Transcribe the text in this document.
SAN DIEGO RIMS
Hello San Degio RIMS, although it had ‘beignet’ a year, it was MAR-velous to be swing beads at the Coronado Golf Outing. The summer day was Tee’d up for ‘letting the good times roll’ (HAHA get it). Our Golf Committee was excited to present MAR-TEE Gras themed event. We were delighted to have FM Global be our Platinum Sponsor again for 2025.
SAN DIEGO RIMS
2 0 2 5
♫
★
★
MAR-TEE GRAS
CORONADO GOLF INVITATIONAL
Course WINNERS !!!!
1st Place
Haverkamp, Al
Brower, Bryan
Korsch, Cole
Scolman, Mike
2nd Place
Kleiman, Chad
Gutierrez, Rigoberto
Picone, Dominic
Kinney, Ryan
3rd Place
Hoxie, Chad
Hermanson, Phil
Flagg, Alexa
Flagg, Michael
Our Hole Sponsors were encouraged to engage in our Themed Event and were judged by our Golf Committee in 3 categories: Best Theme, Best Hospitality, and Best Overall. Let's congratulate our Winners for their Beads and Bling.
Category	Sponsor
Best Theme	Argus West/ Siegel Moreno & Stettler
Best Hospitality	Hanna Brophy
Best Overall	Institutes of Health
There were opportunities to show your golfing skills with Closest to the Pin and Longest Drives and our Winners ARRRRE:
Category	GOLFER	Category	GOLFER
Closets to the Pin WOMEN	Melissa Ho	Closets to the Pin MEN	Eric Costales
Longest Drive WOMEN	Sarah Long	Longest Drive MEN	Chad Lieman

# Objective:
Please output the complete data exactly.

# Answer to the task:
Transcribe the text in this document.
SAN DIEGO RIMS
Hello San Degio RIMS, although it had ‘beignet’ a year, it was MAR-velous to be swing beads at the Coronado Golf Outing. The summer day was Tee’d up for ‘letting the good times roll’ (HAHA get it). Our Golf Committee was excited to present MAR-TEE Gras themed event. We were delighted to have FM Global be our Platinum Sponsor again for 2025.
SAN DIEGO RIMS
2 0 2 5
♫
★
★
MAR-TEE GRAS
CORONADO GOLF INVITATIONAL
Course WINNERS !!!!
1st Place
Haverkamp, Al
Brower, Bryan
Korsch, Cole
Scolman, Mike
2nd Place
Kleiman, Chad
Gutierrez, Rigoberto
Picone, Dominic
Kinney, Ryan
3rd Place
Hoxie, Chad
Hermanson, Phil
Flagg, Alexa
Flagg, Michael
Our Hole Sponsors were encouraged to engage in our Themed Event and were judged by our Golf Committee in 3 categories: Best Theme, Best Hospitality, and Best Overall. Let's congratulate our Winners for their Beads and Bling.
Category	Sponsor
Best Theme	Argus West/ Siegel Moreno & Stettler
Best Hospitality	Hanna Brophy
Best Overall	Institutes of Health
There were opportunities to show your golfing skills with Closest to the Pin and Longest Drives and our Winners ARRRRE:
Category	GOLFER	Category	GOLFER
Closets to the Pin WOMEN	Melissa Ho	Closets to the Pin MEN	Eric Costales
Longest Drive WOMEN	Sarah Long	Longest Drive MEN	Chad Lieman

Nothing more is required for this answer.